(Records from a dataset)
○ ○ ○ ○ ○
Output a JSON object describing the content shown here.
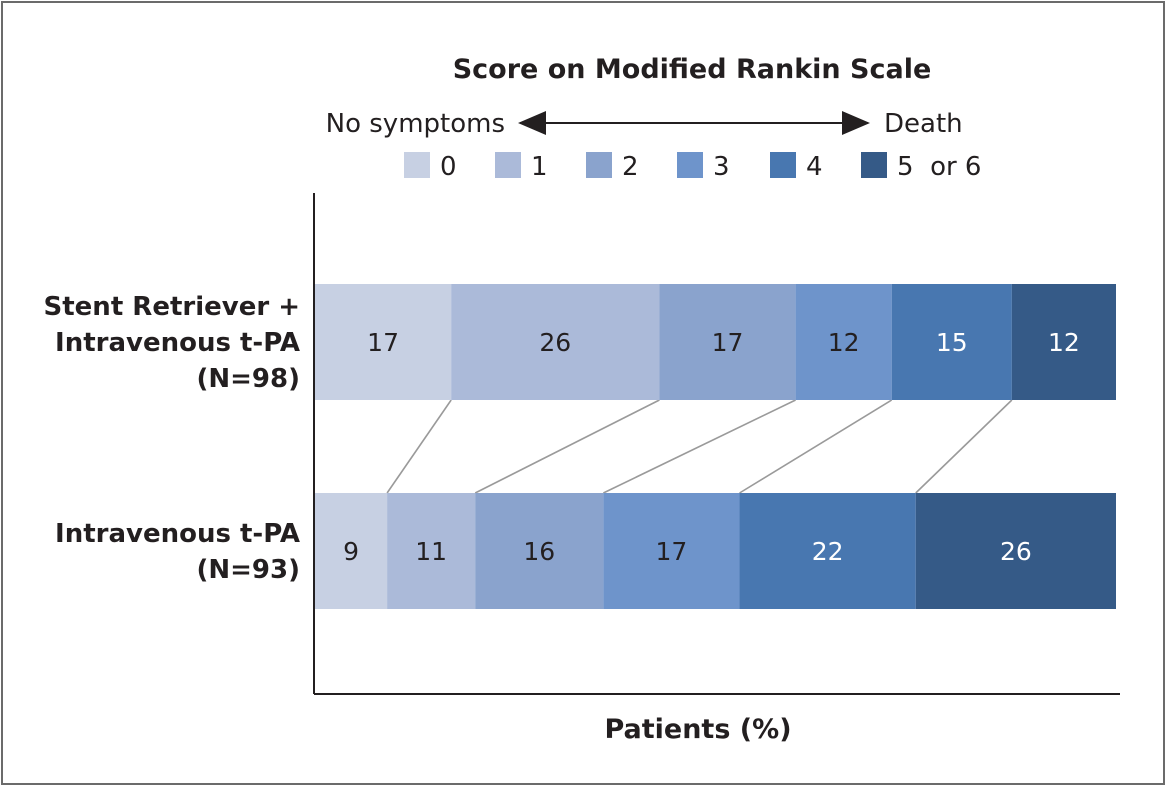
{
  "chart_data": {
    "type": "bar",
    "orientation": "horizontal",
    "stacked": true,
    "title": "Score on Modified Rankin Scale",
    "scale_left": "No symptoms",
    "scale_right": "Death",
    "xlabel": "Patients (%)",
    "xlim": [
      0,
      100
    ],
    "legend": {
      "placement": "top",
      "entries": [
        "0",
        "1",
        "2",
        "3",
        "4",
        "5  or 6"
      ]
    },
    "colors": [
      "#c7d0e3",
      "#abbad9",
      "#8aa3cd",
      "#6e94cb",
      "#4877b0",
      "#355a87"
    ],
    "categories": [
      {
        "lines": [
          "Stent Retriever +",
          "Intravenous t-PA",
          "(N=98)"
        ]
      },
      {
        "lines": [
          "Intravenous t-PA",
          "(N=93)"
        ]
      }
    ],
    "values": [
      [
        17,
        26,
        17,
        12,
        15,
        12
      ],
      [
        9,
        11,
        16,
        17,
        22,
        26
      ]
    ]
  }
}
○ ○ ○ ○ ○
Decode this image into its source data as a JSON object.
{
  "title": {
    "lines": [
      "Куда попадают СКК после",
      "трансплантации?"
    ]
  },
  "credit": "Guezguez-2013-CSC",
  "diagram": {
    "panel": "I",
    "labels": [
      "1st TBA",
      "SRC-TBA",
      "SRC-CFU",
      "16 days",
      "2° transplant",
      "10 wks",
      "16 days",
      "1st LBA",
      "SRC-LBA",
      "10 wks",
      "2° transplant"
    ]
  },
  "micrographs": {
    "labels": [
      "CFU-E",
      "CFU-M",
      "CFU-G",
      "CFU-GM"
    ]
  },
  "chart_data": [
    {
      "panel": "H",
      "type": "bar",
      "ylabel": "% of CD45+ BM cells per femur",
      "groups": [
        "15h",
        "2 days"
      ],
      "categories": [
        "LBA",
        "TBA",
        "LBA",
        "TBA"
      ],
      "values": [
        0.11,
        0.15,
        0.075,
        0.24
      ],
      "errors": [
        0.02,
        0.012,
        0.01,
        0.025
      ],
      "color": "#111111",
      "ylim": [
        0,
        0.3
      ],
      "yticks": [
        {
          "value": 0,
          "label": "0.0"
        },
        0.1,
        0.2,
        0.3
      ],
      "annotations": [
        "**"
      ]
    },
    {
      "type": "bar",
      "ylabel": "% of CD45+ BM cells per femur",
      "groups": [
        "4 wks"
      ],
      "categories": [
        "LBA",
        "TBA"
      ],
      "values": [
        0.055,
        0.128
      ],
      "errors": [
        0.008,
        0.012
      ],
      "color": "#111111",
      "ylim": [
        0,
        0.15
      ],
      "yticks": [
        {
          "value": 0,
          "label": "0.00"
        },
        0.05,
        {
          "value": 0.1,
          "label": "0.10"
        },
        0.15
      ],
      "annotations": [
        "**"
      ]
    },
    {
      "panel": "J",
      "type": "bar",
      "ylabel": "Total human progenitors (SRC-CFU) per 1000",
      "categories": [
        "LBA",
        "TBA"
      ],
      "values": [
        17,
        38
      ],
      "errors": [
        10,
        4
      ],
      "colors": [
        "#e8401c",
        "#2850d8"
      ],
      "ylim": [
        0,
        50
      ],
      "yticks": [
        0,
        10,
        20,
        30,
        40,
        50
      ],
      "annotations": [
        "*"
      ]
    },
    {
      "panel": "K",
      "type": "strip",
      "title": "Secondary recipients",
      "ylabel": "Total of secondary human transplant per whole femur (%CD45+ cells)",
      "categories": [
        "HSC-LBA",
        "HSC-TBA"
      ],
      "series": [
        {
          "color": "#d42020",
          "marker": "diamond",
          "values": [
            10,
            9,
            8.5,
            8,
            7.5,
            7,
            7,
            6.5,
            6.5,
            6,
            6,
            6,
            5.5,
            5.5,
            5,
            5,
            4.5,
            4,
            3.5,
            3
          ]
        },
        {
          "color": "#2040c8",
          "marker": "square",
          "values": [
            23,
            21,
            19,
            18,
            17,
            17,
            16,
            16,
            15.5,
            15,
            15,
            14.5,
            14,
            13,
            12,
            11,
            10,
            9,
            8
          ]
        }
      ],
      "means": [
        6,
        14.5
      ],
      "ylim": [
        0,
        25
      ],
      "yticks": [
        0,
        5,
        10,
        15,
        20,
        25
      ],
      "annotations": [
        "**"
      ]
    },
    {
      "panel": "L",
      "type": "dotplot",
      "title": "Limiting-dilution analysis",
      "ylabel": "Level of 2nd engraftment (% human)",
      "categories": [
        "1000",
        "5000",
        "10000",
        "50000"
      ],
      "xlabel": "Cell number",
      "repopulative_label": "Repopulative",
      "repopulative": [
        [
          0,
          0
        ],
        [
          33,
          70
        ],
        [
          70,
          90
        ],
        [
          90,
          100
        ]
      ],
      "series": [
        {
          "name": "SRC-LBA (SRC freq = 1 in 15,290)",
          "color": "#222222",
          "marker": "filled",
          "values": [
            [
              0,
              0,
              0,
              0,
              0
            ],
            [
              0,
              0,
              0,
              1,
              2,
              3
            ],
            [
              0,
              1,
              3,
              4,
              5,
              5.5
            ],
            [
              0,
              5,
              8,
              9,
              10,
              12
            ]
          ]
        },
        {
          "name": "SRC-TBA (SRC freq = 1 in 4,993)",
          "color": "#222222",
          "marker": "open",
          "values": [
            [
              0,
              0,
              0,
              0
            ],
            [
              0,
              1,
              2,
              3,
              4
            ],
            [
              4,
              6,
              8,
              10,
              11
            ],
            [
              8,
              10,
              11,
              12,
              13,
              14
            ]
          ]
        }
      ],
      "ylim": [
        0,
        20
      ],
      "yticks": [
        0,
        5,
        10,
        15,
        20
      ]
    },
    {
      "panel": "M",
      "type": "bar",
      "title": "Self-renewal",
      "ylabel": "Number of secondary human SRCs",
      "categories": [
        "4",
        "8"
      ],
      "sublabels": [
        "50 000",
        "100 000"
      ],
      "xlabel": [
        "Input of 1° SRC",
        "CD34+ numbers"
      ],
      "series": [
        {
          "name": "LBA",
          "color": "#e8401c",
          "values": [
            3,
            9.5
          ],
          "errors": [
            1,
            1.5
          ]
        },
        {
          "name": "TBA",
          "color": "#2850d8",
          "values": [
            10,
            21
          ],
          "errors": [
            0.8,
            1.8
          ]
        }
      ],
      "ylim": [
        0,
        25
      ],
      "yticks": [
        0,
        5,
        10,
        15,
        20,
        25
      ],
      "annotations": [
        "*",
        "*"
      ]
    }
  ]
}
○ ○ ○ ○ ○
> Work item
How many lines in the data above contain the word "human"? Reply with only that figure.

> Task output
4